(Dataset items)
§ §

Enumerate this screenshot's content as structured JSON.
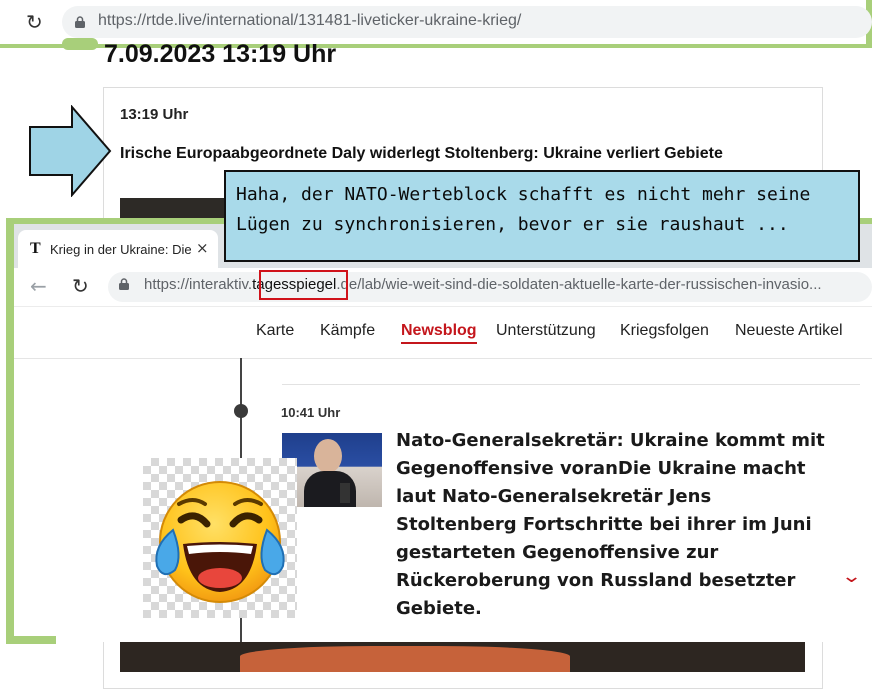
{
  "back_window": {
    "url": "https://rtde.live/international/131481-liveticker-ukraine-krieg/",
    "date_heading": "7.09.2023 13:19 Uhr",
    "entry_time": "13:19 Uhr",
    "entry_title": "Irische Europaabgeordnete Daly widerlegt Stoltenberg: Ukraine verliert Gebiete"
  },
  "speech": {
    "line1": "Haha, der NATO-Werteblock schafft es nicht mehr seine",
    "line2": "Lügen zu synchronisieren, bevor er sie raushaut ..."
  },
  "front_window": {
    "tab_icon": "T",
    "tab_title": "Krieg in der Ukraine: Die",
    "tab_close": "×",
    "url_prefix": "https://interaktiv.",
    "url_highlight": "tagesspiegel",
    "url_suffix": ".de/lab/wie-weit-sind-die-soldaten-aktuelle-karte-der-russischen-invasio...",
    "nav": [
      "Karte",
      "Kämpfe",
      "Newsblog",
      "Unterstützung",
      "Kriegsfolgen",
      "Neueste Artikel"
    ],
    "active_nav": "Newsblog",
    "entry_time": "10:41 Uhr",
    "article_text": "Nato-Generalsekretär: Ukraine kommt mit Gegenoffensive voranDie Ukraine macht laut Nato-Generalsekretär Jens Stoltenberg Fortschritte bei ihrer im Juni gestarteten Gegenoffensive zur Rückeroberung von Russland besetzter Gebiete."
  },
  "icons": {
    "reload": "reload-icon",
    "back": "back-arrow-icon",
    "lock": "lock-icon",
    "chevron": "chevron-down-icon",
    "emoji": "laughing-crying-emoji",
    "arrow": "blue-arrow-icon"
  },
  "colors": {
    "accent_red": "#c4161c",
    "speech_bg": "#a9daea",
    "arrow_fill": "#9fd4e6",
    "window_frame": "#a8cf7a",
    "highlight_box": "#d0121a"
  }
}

§ §

Given instruction —
Find the word "Gebiete" in the material, then list each line that holds it.

Response to this exercise —
    "entry_title": "Irische Europaabgeordnete Daly widerlegt Stoltenberg: Ukraine verliert Gebiete"
    "article_text": "Nato-Generalsekretär: Ukraine kommt mit Gegenoffensive voranDie Ukraine macht laut Nato-Generalsekretär Jens Stoltenberg Fortschritte bei ihrer im Juni gestarteten Gegenoffensive zur Rückeroberung von Russland besetzter Gebiete."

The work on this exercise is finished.